EXERCISE INPUTS =>
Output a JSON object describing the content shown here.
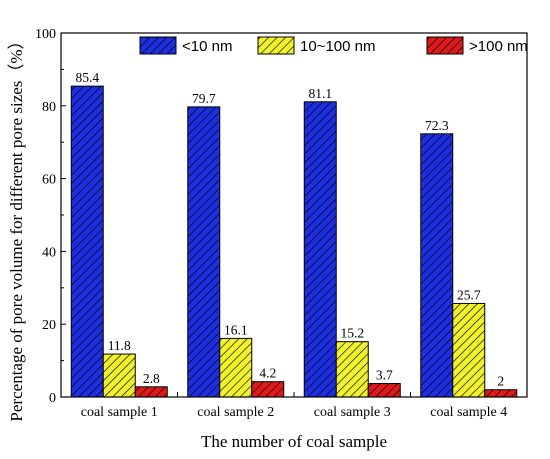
{
  "chart_data": {
    "type": "bar",
    "categories": [
      "coal sample 1",
      "coal sample 2",
      "coal sample 3",
      "coal sample 4"
    ],
    "series": [
      {
        "name": "<10 nm",
        "values": [
          85.4,
          79.7,
          81.1,
          72.3
        ],
        "color": "#1d2fe0",
        "hatch": "#000000"
      },
      {
        "name": "10~100 nm",
        "values": [
          11.8,
          16.1,
          15.2,
          25.7
        ],
        "color": "#f2f22a",
        "hatch": "#000000"
      },
      {
        "name": ">100 nm",
        "values": [
          2.8,
          4.2,
          3.7,
          2
        ],
        "color": "#e01a1a",
        "hatch": "#000000"
      }
    ],
    "data_labels": [
      [
        "85.4",
        "79.7",
        "81.1",
        "72.3"
      ],
      [
        "11.8",
        "16.1",
        "15.2",
        "25.7"
      ],
      [
        "2.8",
        "4.2",
        "3.7",
        "2"
      ]
    ],
    "title": "",
    "xlabel": "The number of coal sample",
    "ylabel": "Percentage of pore volume for different pore sizes（%）",
    "ylim": [
      0,
      100
    ],
    "yticks": [
      "0",
      "20",
      "40",
      "60",
      "80",
      "100"
    ],
    "grid": false,
    "legend_position": "top-right"
  }
}
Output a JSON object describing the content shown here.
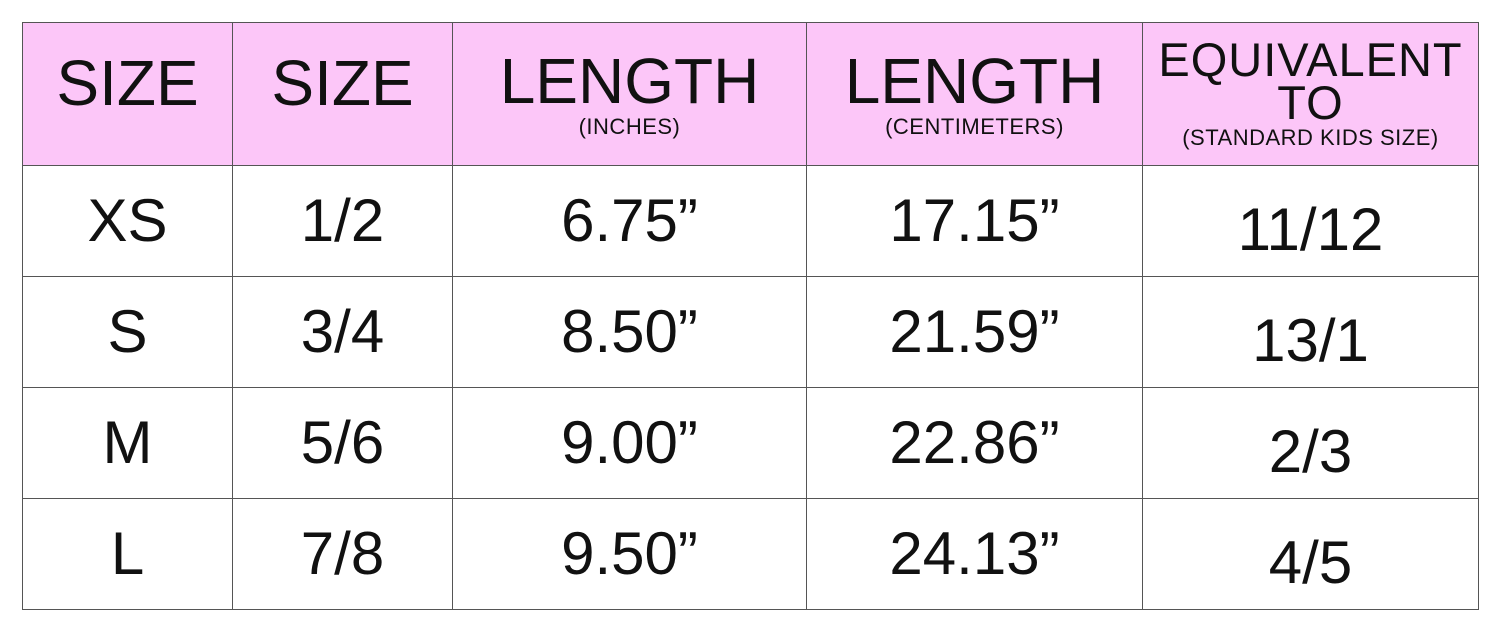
{
  "table": {
    "header": [
      {
        "title": "SIZE"
      },
      {
        "title": "SIZE"
      },
      {
        "title": "LENGTH",
        "subtitle": "(INCHES)"
      },
      {
        "title": "LENGTH",
        "subtitle": "(CENTIMETERS)"
      },
      {
        "title": "EQUIVALENT TO",
        "subtitle": "(STANDARD KIDS SIZE)"
      }
    ],
    "rows": [
      [
        "XS",
        "1/2",
        "6.75”",
        "17.15”",
        "11/12"
      ],
      [
        "S",
        "3/4",
        "8.50”",
        "21.59”",
        "13/1"
      ],
      [
        "M",
        "5/6",
        "9.00”",
        "22.86”",
        "2/3"
      ],
      [
        "L",
        "7/8",
        "9.50”",
        "24.13”",
        "4/5"
      ]
    ]
  }
}
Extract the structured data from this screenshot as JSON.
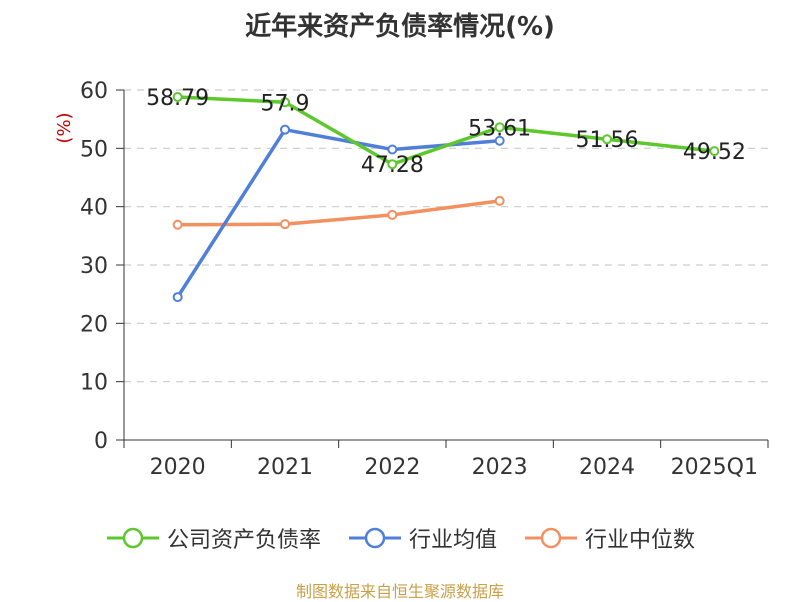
{
  "title": "近年来资产负债率情况(%)",
  "source_text": "制图数据来自恒生聚源数据库",
  "colors": {
    "source": "#c8a04a",
    "ylabel": "#cc0000",
    "axis": "#333333",
    "grid": "#cccccc"
  },
  "chart_data": {
    "type": "line",
    "title": "近年来资产负债率情况(%)",
    "xlabel": "",
    "ylabel": "(%)",
    "categories": [
      "2020",
      "2021",
      "2022",
      "2023",
      "2024",
      "2025Q1"
    ],
    "ylim": [
      0,
      60
    ],
    "yticks": [
      0,
      10,
      20,
      30,
      40,
      50,
      60
    ],
    "grid": "horizontal dashed",
    "legend_position": "bottom",
    "series": [
      {
        "name": "公司资产负债率",
        "color": "#5cc82c",
        "values": [
          58.79,
          57.9,
          47.28,
          53.61,
          51.56,
          49.52
        ],
        "labels": [
          "58.79",
          "57.9",
          "47.28",
          "53.61",
          "51.56",
          "49.52"
        ]
      },
      {
        "name": "行业均值",
        "color": "#4f7fd8",
        "values": [
          24.5,
          53.2,
          49.8,
          51.3,
          null,
          null
        ]
      },
      {
        "name": "行业中位数",
        "color": "#f39060",
        "values": [
          36.9,
          37.0,
          38.6,
          41.0,
          null,
          null
        ]
      }
    ]
  }
}
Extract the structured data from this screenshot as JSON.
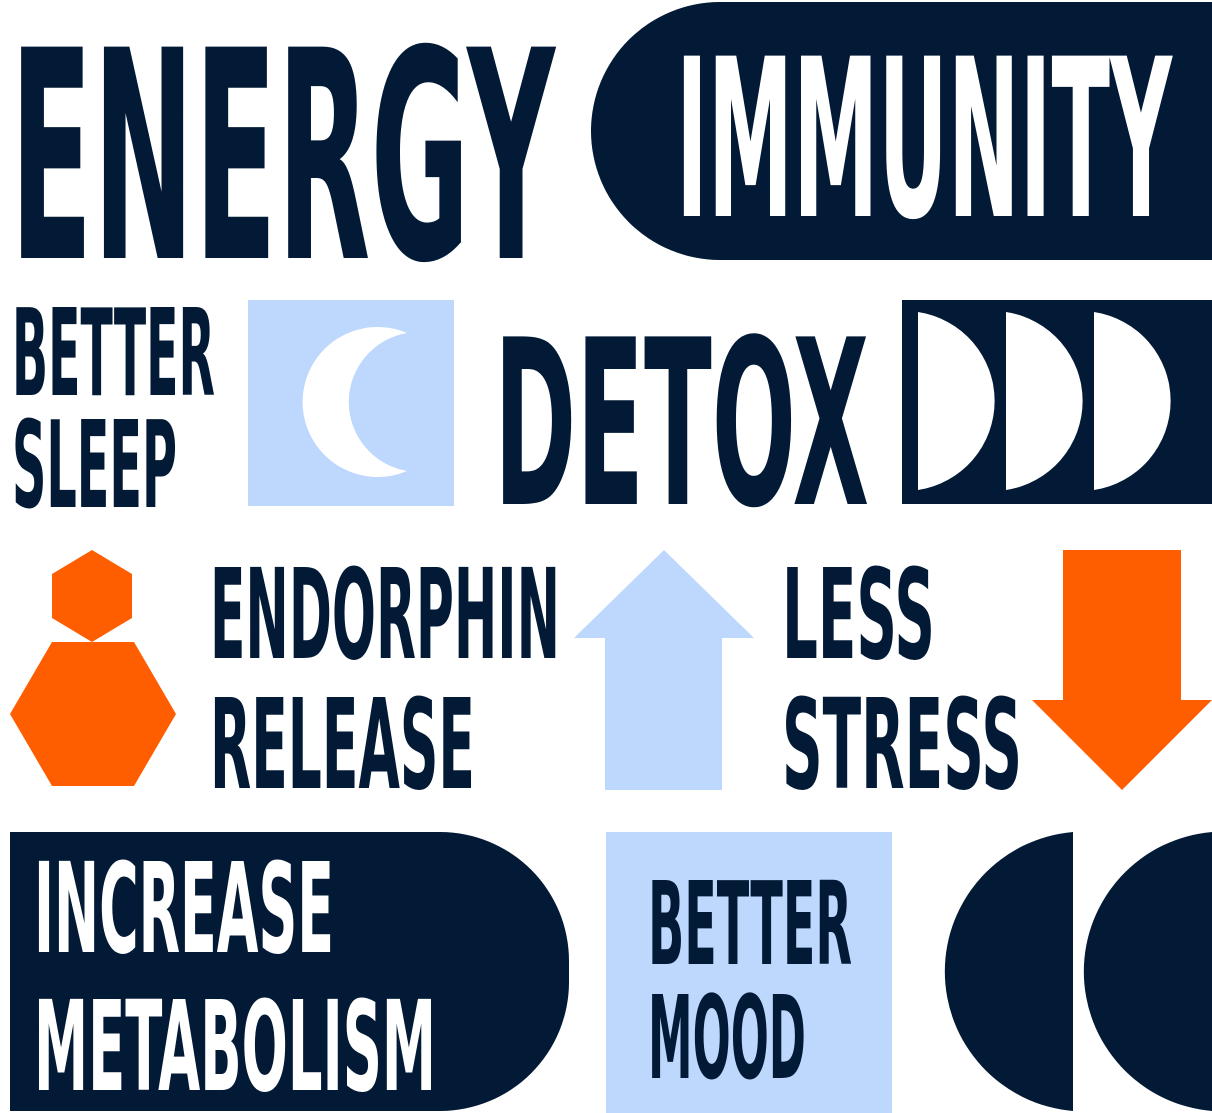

GOAL OF THE EXERCISE => Without including any pictures, print each record exactly.

RESPONSE TO THE TASK =>
Output a JSON object describing the content shown here.
{
  "chart_data": {
    "type": "bar",
    "categories": [
      "coal sample 1",
      "coal sample 2",
      "coal sample 3",
      "coal sample 4"
    ],
    "series": [
      {
        "name": "<10 nm",
        "values": [
          85.4,
          79.7,
          81.1,
          72.3
        ],
        "color": "#1d2fe0",
        "hatch": "#000000"
      },
      {
        "name": "10~100 nm",
        "values": [
          11.8,
          16.1,
          15.2,
          25.7
        ],
        "color": "#f2f22a",
        "hatch": "#000000"
      },
      {
        "name": ">100 nm",
        "values": [
          2.8,
          4.2,
          3.7,
          2
        ],
        "color": "#e01a1a",
        "hatch": "#000000"
      }
    ],
    "data_labels": [
      [
        "85.4",
        "79.7",
        "81.1",
        "72.3"
      ],
      [
        "11.8",
        "16.1",
        "15.2",
        "25.7"
      ],
      [
        "2.8",
        "4.2",
        "3.7",
        "2"
      ]
    ],
    "title": "",
    "xlabel": "The number of coal sample",
    "ylabel": "Percentage of pore volume for different pore sizes（%）",
    "ylim": [
      0,
      100
    ],
    "yticks": [
      "0",
      "20",
      "40",
      "60",
      "80",
      "100"
    ],
    "grid": false,
    "legend_position": "top-right"
  }
}
Output a JSON object describing the content shown here.
{
  "table": {
    "header": [
      {
        "title": "SIZE"
      },
      {
        "title": "SIZE"
      },
      {
        "title": "LENGTH",
        "subtitle": "(INCHES)"
      },
      {
        "title": "LENGTH",
        "subtitle": "(CENTIMETERS)"
      },
      {
        "title": "EQUIVALENT TO",
        "subtitle": "(STANDARD KIDS SIZE)"
      }
    ],
    "rows": [
      [
        "XS",
        "1/2",
        "6.75”",
        "17.15”",
        "11/12"
      ],
      [
        "S",
        "3/4",
        "8.50”",
        "21.59”",
        "13/1"
      ],
      [
        "M",
        "5/6",
        "9.00”",
        "22.86”",
        "2/3"
      ],
      [
        "L",
        "7/8",
        "9.50”",
        "24.13”",
        "4/5"
      ]
    ]
  }
}
Extract the structured data from this screenshot as JSON.
{
  "title": "近年来资产负债率情况(%)",
  "source_text": "制图数据来自恒生聚源数据库",
  "colors": {
    "source": "#c8a04a",
    "ylabel": "#cc0000",
    "axis": "#333333",
    "grid": "#cccccc"
  },
  "chart_data": {
    "type": "line",
    "title": "近年来资产负债率情况(%)",
    "xlabel": "",
    "ylabel": "(%)",
    "categories": [
      "2020",
      "2021",
      "2022",
      "2023",
      "2024",
      "2025Q1"
    ],
    "ylim": [
      0,
      60
    ],
    "yticks": [
      0,
      10,
      20,
      30,
      40,
      50,
      60
    ],
    "grid": "horizontal dashed",
    "legend_position": "bottom",
    "series": [
      {
        "name": "公司资产负债率",
        "color": "#5cc82c",
        "values": [
          58.79,
          57.9,
          47.28,
          53.61,
          51.56,
          49.52
        ],
        "labels": [
          "58.79",
          "57.9",
          "47.28",
          "53.61",
          "51.56",
          "49.52"
        ]
      },
      {
        "name": "行业均值",
        "color": "#4f7fd8",
        "values": [
          24.5,
          53.2,
          49.8,
          51.3,
          null,
          null
        ]
      },
      {
        "name": "行业中位数",
        "color": "#f39060",
        "values": [
          36.9,
          37.0,
          38.6,
          41.0,
          null,
          null
        ]
      }
    ]
  }
}
Extract the structured data from this screenshot as JSON.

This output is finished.